DIRECTION: Search the data for the string "JSON" and gather each line it is in.

Dataset entries on figures
╔══

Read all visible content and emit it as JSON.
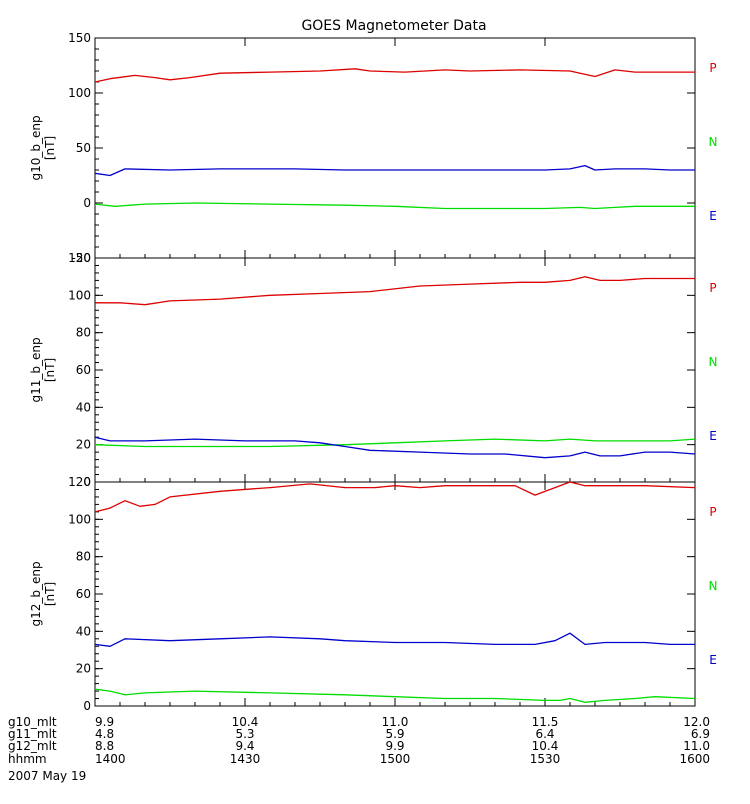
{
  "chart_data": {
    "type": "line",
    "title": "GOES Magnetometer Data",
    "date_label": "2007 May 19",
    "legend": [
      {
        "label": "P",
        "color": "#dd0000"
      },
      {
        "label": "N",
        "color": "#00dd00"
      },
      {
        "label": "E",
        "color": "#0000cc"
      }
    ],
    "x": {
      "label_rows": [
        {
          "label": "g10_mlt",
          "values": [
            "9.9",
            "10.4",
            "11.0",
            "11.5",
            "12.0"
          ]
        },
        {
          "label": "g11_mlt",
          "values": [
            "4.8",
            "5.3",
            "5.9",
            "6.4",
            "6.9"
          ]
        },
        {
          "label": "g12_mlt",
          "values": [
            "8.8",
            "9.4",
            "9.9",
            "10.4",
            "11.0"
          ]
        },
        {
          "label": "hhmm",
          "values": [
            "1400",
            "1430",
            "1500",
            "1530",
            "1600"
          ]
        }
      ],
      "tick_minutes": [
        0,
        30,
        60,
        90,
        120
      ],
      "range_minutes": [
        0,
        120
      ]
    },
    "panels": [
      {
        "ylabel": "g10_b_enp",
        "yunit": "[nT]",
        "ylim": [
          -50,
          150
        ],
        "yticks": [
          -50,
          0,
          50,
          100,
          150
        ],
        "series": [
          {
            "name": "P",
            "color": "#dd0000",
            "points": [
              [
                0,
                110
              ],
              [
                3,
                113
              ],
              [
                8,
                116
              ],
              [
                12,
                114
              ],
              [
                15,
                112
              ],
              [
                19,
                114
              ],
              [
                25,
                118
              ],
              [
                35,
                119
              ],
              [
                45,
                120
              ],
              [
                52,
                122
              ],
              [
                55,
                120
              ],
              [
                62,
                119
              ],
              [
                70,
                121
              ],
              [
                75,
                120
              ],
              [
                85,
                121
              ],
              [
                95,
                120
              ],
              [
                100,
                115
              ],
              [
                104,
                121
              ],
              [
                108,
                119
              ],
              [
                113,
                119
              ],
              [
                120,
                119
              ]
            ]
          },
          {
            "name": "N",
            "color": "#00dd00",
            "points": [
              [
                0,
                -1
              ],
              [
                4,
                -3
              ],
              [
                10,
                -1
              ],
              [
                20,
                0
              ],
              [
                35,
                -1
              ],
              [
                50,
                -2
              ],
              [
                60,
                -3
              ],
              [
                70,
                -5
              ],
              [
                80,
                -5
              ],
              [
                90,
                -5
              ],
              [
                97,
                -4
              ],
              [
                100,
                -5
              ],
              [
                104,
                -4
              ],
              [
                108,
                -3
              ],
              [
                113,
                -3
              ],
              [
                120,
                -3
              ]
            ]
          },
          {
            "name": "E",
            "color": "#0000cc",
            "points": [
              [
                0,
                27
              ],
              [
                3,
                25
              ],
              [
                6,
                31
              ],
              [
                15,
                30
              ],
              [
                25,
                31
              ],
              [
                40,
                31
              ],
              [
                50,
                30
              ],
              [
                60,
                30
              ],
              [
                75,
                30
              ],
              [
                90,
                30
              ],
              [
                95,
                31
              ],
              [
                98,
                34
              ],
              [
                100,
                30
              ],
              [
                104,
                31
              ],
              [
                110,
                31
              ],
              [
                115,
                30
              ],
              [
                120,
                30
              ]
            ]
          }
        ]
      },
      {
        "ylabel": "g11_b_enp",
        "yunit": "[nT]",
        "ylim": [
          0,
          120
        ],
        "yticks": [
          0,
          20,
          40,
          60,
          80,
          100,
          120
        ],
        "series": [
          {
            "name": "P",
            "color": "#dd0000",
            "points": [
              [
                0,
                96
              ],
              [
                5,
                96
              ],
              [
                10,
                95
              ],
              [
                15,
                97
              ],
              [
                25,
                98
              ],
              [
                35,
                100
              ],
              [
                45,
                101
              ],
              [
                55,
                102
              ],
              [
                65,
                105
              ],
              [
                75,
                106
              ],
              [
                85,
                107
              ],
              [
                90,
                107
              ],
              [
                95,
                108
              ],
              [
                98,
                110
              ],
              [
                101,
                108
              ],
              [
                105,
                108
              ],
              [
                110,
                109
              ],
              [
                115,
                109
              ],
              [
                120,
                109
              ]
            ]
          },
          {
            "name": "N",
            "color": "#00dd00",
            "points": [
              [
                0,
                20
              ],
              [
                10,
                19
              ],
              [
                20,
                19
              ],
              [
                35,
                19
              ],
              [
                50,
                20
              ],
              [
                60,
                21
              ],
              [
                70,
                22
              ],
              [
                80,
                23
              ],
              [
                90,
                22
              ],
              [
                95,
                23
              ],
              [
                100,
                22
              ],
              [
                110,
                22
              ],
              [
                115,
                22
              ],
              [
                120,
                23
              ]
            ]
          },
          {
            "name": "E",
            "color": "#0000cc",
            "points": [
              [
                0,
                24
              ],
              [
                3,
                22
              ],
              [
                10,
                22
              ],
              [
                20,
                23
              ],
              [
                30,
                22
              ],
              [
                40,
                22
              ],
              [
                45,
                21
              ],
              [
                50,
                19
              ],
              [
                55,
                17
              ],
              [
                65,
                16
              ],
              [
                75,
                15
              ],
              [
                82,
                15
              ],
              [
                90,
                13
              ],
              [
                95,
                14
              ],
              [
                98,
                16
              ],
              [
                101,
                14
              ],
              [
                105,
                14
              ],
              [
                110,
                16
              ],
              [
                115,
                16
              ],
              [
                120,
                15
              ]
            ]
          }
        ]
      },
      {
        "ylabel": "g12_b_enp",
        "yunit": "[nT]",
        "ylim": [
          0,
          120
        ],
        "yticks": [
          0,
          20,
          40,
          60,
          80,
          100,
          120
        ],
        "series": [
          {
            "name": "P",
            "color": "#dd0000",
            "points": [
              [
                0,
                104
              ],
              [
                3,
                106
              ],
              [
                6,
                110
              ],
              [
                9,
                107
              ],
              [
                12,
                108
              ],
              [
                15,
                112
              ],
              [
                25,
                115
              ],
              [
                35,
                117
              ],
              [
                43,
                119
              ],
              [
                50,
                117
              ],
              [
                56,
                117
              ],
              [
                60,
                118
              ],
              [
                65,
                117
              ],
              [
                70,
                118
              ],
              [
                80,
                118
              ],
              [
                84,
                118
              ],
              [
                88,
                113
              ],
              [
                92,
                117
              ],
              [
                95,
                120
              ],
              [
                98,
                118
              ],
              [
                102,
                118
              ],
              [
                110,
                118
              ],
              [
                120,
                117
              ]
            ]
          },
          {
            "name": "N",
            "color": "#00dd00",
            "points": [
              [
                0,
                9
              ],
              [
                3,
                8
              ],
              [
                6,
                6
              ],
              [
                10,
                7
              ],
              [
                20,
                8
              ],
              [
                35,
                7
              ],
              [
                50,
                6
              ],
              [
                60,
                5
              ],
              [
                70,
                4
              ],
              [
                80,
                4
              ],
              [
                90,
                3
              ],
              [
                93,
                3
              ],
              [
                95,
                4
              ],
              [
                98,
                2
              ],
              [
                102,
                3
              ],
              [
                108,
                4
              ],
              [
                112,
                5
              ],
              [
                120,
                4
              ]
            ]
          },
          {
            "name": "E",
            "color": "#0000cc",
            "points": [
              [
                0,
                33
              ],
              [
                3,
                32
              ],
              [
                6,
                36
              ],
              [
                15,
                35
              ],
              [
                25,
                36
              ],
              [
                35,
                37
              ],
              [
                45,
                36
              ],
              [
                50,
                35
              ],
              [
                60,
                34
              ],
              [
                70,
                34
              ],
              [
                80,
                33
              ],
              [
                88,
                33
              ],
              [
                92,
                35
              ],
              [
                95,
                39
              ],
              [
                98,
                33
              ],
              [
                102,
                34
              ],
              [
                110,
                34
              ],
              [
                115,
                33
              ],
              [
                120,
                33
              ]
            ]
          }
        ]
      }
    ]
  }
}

╚══
╔══

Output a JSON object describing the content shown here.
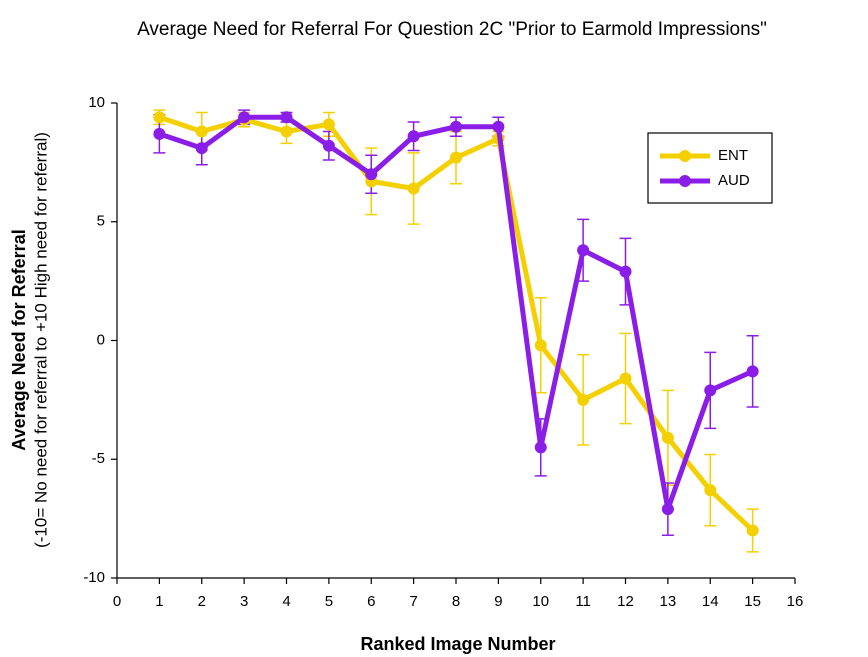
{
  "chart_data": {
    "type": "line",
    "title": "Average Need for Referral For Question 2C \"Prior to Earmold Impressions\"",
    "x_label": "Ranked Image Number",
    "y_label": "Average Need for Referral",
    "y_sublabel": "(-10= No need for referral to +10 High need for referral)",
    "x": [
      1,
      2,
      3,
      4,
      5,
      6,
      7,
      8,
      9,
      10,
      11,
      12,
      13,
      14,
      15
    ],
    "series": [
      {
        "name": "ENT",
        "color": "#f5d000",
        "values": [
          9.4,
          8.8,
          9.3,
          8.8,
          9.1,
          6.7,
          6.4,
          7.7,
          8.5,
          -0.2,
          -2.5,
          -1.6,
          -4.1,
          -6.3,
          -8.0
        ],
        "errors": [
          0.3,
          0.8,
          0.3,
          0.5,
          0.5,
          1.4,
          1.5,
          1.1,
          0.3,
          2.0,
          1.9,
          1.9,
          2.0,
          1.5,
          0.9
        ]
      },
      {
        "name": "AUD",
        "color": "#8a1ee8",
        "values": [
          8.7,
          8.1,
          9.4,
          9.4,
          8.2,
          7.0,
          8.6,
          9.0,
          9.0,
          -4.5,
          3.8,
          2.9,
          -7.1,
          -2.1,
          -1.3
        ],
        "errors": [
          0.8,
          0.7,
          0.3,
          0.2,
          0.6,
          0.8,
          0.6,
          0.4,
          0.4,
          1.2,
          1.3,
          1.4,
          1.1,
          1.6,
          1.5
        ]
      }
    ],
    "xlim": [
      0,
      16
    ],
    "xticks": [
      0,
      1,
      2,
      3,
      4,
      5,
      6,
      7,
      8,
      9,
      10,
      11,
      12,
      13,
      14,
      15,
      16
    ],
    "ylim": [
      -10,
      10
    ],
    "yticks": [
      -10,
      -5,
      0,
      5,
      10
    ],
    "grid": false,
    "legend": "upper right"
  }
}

╚══

OUTPUT FOR THIS EXERCISE:
Read all visible content and emit it as JSON.
Output a JSON object describing the content shown here.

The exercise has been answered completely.